REQUIREMENT: Transcribe every line of the listing below without any changes.

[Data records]

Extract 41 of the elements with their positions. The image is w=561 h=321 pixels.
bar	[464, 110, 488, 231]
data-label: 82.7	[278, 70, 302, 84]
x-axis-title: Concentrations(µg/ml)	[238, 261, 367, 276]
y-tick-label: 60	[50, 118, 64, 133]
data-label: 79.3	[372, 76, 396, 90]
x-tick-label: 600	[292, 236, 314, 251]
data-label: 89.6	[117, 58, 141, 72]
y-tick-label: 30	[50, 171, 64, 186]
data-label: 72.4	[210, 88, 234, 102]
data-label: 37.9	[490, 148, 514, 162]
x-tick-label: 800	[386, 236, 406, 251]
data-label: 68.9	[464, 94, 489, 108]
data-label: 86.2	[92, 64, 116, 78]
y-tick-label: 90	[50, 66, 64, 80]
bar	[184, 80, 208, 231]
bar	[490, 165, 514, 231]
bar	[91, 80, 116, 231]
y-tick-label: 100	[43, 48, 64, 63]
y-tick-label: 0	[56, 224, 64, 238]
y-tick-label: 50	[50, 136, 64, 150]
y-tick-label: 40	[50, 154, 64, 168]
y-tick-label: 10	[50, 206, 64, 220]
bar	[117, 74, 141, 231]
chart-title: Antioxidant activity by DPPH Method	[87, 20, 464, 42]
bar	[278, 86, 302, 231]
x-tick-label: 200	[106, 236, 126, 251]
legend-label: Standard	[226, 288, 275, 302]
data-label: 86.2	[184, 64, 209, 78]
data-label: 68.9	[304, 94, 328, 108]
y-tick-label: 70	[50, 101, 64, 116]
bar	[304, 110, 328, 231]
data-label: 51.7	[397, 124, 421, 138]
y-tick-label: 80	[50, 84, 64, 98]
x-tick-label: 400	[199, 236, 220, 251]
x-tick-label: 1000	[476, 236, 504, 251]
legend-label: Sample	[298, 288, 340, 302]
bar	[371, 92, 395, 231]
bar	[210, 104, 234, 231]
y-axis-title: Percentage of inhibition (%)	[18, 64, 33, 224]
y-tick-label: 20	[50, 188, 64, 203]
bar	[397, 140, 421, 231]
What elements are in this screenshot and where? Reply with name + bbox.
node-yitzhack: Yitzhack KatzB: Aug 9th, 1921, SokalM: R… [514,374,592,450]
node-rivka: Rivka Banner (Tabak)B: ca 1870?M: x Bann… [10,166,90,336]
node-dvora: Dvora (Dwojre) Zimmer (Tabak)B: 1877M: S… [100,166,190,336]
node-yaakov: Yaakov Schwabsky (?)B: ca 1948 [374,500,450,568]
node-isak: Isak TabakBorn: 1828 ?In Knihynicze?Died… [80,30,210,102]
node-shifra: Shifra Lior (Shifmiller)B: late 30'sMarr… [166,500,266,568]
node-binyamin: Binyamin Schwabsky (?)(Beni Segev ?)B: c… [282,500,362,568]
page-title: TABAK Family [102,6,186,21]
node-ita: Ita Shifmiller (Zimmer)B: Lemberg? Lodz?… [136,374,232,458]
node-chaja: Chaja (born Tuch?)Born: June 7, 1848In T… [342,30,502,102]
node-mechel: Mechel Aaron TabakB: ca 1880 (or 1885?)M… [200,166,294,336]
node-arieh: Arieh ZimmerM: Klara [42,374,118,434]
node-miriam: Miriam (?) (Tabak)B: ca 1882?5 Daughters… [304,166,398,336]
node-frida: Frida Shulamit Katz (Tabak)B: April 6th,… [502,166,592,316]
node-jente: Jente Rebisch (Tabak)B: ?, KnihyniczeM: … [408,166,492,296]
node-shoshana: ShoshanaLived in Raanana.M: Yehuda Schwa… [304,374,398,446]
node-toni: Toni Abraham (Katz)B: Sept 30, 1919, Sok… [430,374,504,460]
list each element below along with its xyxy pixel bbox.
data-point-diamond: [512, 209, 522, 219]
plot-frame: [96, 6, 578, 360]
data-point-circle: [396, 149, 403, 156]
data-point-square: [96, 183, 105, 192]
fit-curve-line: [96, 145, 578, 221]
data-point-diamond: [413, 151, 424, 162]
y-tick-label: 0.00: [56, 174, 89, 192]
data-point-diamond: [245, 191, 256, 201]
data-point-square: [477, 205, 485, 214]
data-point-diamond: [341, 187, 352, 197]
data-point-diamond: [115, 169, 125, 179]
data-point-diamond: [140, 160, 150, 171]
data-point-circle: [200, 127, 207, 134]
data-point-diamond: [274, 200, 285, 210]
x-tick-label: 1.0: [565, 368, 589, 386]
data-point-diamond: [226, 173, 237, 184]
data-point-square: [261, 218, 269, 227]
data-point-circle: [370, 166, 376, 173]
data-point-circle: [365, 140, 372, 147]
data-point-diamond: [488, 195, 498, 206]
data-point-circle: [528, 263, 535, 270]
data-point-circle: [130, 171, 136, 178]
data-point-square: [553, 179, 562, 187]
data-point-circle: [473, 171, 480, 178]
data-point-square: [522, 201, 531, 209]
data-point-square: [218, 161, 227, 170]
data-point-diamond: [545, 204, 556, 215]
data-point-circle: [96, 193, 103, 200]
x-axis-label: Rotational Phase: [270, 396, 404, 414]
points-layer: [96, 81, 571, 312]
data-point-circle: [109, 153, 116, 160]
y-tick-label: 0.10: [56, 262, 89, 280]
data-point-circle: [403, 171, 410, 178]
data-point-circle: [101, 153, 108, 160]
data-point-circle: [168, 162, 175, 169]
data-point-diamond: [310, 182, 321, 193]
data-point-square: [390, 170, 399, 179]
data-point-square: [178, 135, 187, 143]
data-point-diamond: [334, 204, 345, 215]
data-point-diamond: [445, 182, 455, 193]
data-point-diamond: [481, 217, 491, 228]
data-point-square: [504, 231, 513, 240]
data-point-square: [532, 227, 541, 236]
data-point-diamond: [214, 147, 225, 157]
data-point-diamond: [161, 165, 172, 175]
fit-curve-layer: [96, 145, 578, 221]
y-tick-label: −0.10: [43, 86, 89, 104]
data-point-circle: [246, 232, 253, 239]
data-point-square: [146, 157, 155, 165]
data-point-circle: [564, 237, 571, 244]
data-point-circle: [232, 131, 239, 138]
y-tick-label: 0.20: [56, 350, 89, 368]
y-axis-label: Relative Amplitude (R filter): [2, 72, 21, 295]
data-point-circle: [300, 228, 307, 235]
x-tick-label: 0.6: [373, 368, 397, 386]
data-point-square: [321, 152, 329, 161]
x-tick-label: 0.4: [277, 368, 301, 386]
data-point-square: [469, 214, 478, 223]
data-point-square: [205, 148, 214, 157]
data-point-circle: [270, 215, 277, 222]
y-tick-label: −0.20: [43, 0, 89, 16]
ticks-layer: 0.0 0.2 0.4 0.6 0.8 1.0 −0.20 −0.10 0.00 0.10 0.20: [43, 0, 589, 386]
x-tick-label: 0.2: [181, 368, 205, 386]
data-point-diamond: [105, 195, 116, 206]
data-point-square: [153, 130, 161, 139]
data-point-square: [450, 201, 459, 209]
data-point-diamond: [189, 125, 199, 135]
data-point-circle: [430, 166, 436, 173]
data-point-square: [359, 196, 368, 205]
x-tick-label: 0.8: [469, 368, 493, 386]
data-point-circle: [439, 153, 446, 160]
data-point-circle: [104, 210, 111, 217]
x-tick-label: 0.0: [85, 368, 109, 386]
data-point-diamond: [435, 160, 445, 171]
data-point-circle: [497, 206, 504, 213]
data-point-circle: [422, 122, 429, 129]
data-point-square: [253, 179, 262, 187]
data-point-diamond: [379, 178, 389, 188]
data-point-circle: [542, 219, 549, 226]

WORKED ANSWER:
Extract 41 of the elements with their positions. The image is w=561 h=321 pixels.
bar	[464, 110, 488, 231]
data-label: 82.7	[278, 70, 302, 84]
x-axis-title: Concentrations(µg/ml)	[238, 261, 367, 276]
y-tick-label: 60	[50, 118, 64, 133]
data-label: 79.3	[372, 76, 396, 90]
x-tick-label: 600	[292, 236, 314, 251]
data-label: 89.6	[117, 58, 141, 72]
y-tick-label: 30	[50, 171, 64, 186]
data-label: 72.4	[210, 88, 234, 102]
data-label: 37.9	[490, 148, 514, 162]
x-tick-label: 800	[386, 236, 406, 251]
data-label: 68.9	[464, 94, 489, 108]
data-label: 86.2	[92, 64, 116, 78]
y-tick-label: 90	[50, 66, 64, 80]
bar	[184, 80, 208, 231]
bar	[490, 165, 514, 231]
bar	[91, 80, 116, 231]
y-tick-label: 100	[43, 48, 64, 63]
y-tick-label: 0	[56, 224, 64, 238]
y-tick-label: 50	[50, 136, 64, 150]
y-tick-label: 40	[50, 154, 64, 168]
y-tick-label: 10	[50, 206, 64, 220]
bar	[117, 74, 141, 231]
chart-title: Antioxidant activity by DPPH Method	[87, 20, 464, 42]
bar	[278, 86, 302, 231]
x-tick-label: 200	[106, 236, 126, 251]
legend-label: Standard	[226, 288, 275, 302]
data-label: 86.2	[184, 64, 209, 78]
data-label: 68.9	[304, 94, 328, 108]
y-tick-label: 70	[50, 101, 64, 116]
bar	[304, 110, 328, 231]
data-label: 51.7	[397, 124, 421, 138]
y-tick-label: 80	[50, 84, 64, 98]
x-tick-label: 400	[199, 236, 220, 251]
x-tick-label: 1000	[476, 236, 504, 251]
legend-label: Sample	[298, 288, 340, 302]
bar	[371, 92, 395, 231]
bar	[210, 104, 234, 231]
y-axis-title: Percentage of inhibition (%)	[18, 64, 33, 224]
y-tick-label: 20	[50, 188, 64, 203]
bar	[397, 140, 421, 231]
What elements are in this screenshot and where? Reply with name + bbox.
node-yitzhack: Yitzhack KatzB: Aug 9th, 1921, SokalM: R… [514,374,592,450]
node-rivka: Rivka Banner (Tabak)B: ca 1870?M: x Bann… [10,166,90,336]
node-dvora: Dvora (Dwojre) Zimmer (Tabak)B: 1877M: S… [100,166,190,336]
node-yaakov: Yaakov Schwabsky (?)B: ca 1948 [374,500,450,568]
node-isak: Isak TabakBorn: 1828 ?In Knihynicze?Died… [80,30,210,102]
node-shifra: Shifra Lior (Shifmiller)B: late 30'sMarr… [166,500,266,568]
node-binyamin: Binyamin Schwabsky (?)(Beni Segev ?)B: c… [282,500,362,568]
page-title: TABAK Family [102,6,186,21]
node-ita: Ita Shifmiller (Zimmer)B: Lemberg? Lodz?… [136,374,232,458]
node-chaja: Chaja (born Tuch?)Born: June 7, 1848In T… [342,30,502,102]
node-mechel: Mechel Aaron TabakB: ca 1880 (or 1885?)M… [200,166,294,336]
node-arieh: Arieh ZimmerM: Klara [42,374,118,434]
node-miriam: Miriam (?) (Tabak)B: ca 1882?5 Daughters… [304,166,398,336]
node-frida: Frida Shulamit Katz (Tabak)B: April 6th,… [502,166,592,316]
node-jente: Jente Rebisch (Tabak)B: ?, KnihyniczeM: … [408,166,492,296]
node-shoshana: ShoshanaLived in Raanana.M: Yehuda Schwa… [304,374,398,446]
node-toni: Toni Abraham (Katz)B: Sept 30, 1919, Sok… [430,374,504,460]
list each element below along with its xyxy pixel bbox.
data-point-diamond: [512, 209, 522, 219]
plot-frame: [96, 6, 578, 360]
data-point-circle: [396, 149, 403, 156]
data-point-square: [96, 183, 105, 192]
fit-curve-line: [96, 145, 578, 221]
data-point-diamond: [413, 151, 424, 162]
y-tick-label: 0.00: [56, 174, 89, 192]
data-point-diamond: [245, 191, 256, 201]
data-point-square: [477, 205, 485, 214]
data-point-diamond: [341, 187, 352, 197]
data-point-diamond: [115, 169, 125, 179]
data-point-diamond: [140, 160, 150, 171]
data-point-circle: [200, 127, 207, 134]
data-point-diamond: [274, 200, 285, 210]
x-tick-label: 1.0: [565, 368, 589, 386]
data-point-diamond: [226, 173, 237, 184]
data-point-square: [261, 218, 269, 227]
data-point-circle: [370, 166, 376, 173]
data-point-circle: [365, 140, 372, 147]
data-point-diamond: [488, 195, 498, 206]
data-point-circle: [528, 263, 535, 270]
data-point-circle: [130, 171, 136, 178]
data-point-square: [553, 179, 562, 187]
data-point-circle: [473, 171, 480, 178]
data-point-square: [522, 201, 531, 209]
data-point-square: [218, 161, 227, 170]
data-point-diamond: [545, 204, 556, 215]
data-point-circle: [96, 193, 103, 200]
x-axis-label: Rotational Phase: [270, 396, 404, 414]
points-layer: [96, 81, 571, 312]
data-point-circle: [109, 153, 116, 160]
y-tick-label: 0.10: [56, 262, 89, 280]
data-point-circle: [403, 171, 410, 178]
data-point-circle: [101, 153, 108, 160]
data-point-circle: [168, 162, 175, 169]
data-point-diamond: [310, 182, 321, 193]
data-point-square: [390, 170, 399, 179]
data-point-square: [178, 135, 187, 143]
data-point-diamond: [334, 204, 345, 215]
data-point-diamond: [445, 182, 455, 193]
data-point-diamond: [481, 217, 491, 228]
data-point-square: [504, 231, 513, 240]
data-point-square: [532, 227, 541, 236]
data-point-diamond: [214, 147, 225, 157]
data-point-diamond: [161, 165, 172, 175]
fit-curve-layer: [96, 145, 578, 221]
y-tick-label: −0.10: [43, 86, 89, 104]
data-point-circle: [246, 232, 253, 239]
data-point-square: [146, 157, 155, 165]
data-point-circle: [564, 237, 571, 244]
data-point-circle: [232, 131, 239, 138]
y-tick-label: 0.20: [56, 350, 89, 368]
y-axis-label: Relative Amplitude (R filter): [2, 72, 21, 295]
data-point-circle: [300, 228, 307, 235]
x-tick-label: 0.6: [373, 368, 397, 386]
data-point-square: [321, 152, 329, 161]
x-tick-label: 0.4: [277, 368, 301, 386]
data-point-square: [469, 214, 478, 223]
data-point-square: [205, 148, 214, 157]
data-point-circle: [270, 215, 277, 222]
y-tick-label: −0.20: [43, 0, 89, 16]
ticks-layer: 0.0 0.2 0.4 0.6 0.8 1.0 −0.20 −0.10 0.00 0.10 0.20: [43, 0, 589, 386]
x-tick-label: 0.2: [181, 368, 205, 386]
data-point-diamond: [105, 195, 116, 206]
data-point-square: [153, 130, 161, 139]
data-point-square: [450, 201, 459, 209]
data-point-diamond: [189, 125, 199, 135]
data-point-circle: [430, 166, 436, 173]
data-point-square: [359, 196, 368, 205]
x-tick-label: 0.8: [469, 368, 493, 386]
data-point-circle: [439, 153, 446, 160]
data-point-circle: [104, 210, 111, 217]
x-tick-label: 0.0: [85, 368, 109, 386]
data-point-diamond: [435, 160, 445, 171]
data-point-circle: [497, 206, 504, 213]
data-point-circle: [422, 122, 429, 129]
data-point-square: [253, 179, 262, 187]
data-point-diamond: [379, 178, 389, 188]
data-point-circle: [542, 219, 549, 226]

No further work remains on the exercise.